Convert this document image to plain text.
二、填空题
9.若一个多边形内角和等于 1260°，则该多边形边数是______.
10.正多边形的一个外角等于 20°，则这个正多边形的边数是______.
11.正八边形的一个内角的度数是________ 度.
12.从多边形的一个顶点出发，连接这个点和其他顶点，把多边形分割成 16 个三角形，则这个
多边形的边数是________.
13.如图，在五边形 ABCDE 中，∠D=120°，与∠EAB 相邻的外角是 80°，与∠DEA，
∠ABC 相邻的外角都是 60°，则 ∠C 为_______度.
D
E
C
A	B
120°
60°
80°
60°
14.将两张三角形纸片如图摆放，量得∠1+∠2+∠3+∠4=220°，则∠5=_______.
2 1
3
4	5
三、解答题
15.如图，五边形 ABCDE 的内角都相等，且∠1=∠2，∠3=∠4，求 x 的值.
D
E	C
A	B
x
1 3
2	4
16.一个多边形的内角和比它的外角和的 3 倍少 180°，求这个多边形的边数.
·····
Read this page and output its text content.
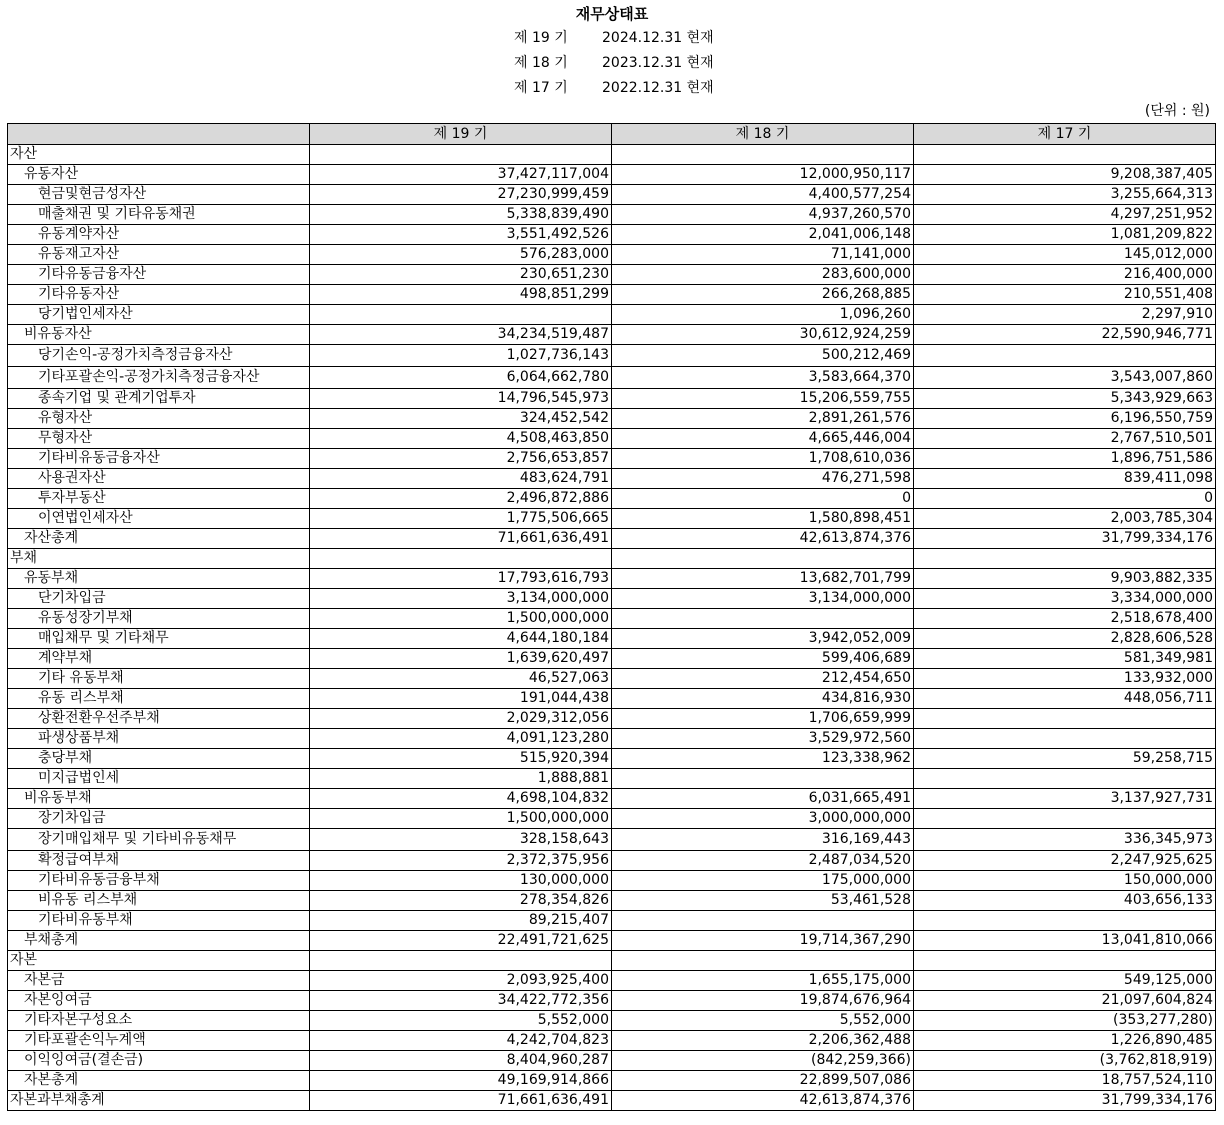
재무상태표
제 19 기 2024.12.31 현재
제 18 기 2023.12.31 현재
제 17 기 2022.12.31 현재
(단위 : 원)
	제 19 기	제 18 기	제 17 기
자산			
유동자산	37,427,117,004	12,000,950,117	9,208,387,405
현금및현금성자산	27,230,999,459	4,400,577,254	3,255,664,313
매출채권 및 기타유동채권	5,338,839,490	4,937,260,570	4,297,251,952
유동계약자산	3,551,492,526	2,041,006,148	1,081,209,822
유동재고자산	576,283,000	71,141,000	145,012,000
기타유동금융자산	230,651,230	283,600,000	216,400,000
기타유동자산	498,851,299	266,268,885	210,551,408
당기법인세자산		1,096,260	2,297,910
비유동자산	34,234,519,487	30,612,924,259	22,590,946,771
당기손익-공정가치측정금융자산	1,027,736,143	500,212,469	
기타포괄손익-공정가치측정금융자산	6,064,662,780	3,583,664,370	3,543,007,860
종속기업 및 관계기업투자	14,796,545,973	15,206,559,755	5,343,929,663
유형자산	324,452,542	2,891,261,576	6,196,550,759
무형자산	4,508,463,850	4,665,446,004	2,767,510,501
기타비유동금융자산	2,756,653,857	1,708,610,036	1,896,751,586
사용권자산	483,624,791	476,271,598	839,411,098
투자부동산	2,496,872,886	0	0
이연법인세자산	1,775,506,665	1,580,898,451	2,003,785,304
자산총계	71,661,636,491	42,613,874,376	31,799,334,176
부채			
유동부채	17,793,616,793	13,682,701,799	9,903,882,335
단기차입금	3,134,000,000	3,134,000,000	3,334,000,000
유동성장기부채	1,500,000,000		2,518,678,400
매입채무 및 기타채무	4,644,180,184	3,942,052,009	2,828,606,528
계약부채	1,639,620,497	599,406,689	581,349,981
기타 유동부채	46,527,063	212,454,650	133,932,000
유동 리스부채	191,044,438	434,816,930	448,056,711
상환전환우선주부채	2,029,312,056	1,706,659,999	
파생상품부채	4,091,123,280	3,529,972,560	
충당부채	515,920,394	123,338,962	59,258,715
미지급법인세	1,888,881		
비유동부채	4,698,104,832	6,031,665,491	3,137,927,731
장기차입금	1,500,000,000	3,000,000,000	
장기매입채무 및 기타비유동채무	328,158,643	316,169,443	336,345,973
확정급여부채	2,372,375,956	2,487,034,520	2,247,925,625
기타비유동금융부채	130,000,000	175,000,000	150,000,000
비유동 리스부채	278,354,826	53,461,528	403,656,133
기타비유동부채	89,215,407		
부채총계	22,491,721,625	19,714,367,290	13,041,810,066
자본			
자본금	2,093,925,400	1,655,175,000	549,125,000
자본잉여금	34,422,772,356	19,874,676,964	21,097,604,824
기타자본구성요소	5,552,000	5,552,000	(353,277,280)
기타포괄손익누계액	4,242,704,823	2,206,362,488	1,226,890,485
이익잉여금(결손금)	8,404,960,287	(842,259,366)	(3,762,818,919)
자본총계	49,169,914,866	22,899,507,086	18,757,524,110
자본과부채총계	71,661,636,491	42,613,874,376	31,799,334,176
·····
WHAT IS EXPECTED: Going through the entries above, tally each line that has the word "리스부채". Answer with the number only.

FINAL ANSWER: 2